▸ **Task goal**
Check each line for the string "this" and give only the count of lines that have it.

▸ **Collected data entries**

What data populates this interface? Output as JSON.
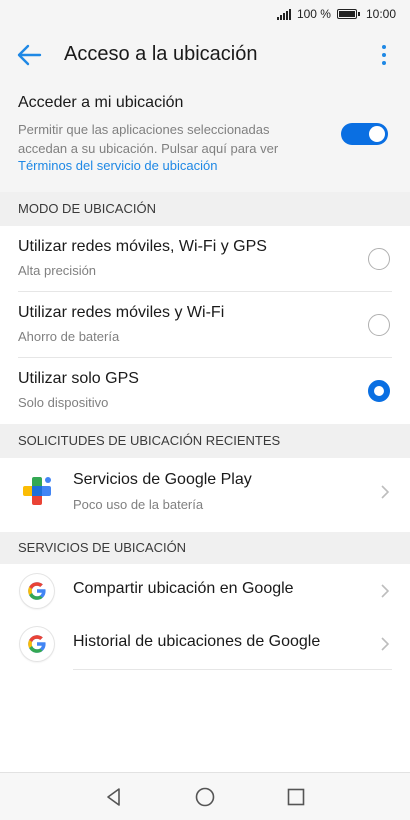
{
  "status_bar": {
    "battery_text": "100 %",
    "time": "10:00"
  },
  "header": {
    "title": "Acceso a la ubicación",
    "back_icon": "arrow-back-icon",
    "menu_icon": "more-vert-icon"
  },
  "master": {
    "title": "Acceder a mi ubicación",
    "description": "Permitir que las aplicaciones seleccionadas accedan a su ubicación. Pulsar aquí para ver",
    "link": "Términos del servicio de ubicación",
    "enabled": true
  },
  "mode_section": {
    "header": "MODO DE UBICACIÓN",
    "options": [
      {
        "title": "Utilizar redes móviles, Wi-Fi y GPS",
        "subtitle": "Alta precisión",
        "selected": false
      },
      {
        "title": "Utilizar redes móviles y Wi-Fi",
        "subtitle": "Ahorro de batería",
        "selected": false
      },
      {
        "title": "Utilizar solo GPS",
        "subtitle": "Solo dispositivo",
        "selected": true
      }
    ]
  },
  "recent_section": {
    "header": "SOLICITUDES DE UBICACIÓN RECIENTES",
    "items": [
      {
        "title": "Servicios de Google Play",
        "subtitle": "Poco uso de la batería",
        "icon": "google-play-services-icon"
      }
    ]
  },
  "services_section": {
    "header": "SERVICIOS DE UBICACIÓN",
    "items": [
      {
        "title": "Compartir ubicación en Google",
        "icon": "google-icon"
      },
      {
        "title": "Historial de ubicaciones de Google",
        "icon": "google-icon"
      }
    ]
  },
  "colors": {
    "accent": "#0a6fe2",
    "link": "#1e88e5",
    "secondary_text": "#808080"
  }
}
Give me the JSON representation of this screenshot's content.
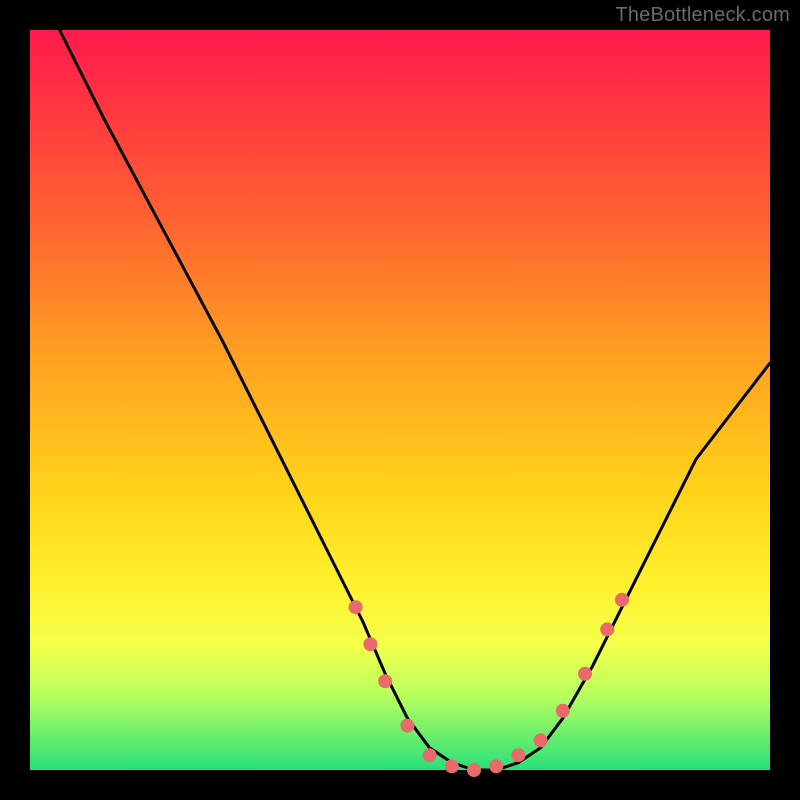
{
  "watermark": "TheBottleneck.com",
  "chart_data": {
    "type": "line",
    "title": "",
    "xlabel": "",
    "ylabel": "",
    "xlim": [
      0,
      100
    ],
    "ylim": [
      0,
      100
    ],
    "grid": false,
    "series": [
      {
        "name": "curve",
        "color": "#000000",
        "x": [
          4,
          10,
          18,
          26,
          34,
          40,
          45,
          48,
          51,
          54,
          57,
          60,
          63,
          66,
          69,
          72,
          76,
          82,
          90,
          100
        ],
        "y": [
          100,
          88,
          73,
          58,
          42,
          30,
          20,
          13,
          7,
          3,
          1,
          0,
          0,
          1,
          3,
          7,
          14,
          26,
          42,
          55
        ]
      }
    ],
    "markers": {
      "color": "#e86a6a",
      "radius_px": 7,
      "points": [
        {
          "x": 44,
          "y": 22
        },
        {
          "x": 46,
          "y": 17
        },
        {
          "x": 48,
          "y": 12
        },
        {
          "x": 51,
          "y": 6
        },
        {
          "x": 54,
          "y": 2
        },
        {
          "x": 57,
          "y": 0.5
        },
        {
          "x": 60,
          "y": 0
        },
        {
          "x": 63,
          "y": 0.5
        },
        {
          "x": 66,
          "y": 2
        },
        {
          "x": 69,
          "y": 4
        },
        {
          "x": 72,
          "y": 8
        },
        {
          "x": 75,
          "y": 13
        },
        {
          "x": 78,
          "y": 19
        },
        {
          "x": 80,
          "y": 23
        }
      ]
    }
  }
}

▸ **Reply**
2